◆ Task brief
From the listing below, pick out each line with the word "general".

◆ Working data
########################################

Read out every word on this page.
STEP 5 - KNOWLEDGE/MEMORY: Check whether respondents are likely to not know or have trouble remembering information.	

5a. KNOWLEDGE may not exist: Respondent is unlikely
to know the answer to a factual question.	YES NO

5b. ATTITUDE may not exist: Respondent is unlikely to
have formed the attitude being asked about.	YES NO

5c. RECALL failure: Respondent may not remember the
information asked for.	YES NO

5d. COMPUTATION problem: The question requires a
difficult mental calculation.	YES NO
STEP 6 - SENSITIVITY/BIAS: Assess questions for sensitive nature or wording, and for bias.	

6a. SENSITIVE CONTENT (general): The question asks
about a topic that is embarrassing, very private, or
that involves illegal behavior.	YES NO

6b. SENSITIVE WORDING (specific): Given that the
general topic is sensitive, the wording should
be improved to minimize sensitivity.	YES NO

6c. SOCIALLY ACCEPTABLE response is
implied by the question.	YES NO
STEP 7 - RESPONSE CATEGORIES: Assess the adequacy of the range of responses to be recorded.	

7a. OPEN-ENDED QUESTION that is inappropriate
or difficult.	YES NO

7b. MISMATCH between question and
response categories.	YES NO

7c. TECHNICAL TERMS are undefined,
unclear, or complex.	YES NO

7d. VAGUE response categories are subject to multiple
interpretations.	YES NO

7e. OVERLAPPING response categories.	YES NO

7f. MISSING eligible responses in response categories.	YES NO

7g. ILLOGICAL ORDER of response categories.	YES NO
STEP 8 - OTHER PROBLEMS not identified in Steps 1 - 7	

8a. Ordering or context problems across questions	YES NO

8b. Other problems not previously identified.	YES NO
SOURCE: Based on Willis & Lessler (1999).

########################################

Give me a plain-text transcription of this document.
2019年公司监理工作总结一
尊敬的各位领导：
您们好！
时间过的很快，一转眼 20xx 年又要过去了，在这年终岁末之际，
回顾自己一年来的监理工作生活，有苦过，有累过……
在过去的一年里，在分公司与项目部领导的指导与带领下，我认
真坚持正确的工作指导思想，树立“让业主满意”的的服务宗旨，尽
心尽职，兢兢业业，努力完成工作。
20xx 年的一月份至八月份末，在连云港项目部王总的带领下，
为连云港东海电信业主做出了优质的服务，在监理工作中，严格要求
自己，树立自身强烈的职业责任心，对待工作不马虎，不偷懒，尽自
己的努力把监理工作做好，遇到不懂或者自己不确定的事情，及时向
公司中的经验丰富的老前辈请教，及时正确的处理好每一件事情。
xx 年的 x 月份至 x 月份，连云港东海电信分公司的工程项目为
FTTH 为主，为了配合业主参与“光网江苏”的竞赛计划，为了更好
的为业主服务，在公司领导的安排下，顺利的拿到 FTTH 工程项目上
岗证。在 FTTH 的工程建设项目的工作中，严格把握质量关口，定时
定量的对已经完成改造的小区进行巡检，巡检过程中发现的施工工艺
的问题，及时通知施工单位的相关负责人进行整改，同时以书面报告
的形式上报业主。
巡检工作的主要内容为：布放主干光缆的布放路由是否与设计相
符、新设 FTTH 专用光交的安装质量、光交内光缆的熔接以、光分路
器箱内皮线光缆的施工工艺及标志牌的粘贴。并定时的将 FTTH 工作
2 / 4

########################################

◆ Exercise result
6a. SENSITIVE CONTENT (general): The question asks
general topic is sensitive, the wording should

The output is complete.